In the data below, locate each line with the word "true" and list it.

--

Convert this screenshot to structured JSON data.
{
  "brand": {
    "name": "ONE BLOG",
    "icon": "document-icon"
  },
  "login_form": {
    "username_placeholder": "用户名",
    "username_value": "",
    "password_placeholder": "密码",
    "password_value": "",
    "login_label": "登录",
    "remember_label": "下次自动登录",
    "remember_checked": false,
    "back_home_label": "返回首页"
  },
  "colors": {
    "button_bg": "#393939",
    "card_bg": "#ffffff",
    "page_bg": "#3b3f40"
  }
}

--

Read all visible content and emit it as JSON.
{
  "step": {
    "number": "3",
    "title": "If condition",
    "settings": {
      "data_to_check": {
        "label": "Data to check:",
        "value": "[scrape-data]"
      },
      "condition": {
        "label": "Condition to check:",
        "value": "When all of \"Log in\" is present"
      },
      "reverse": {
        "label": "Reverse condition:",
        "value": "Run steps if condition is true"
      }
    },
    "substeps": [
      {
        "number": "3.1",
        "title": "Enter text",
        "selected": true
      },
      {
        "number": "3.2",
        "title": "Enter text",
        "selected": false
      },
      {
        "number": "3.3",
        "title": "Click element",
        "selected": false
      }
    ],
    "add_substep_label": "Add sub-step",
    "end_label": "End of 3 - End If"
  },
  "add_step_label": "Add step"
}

--

## EXPECTED ANSWER
        "value": "Run steps if condition is true"
        "selected": true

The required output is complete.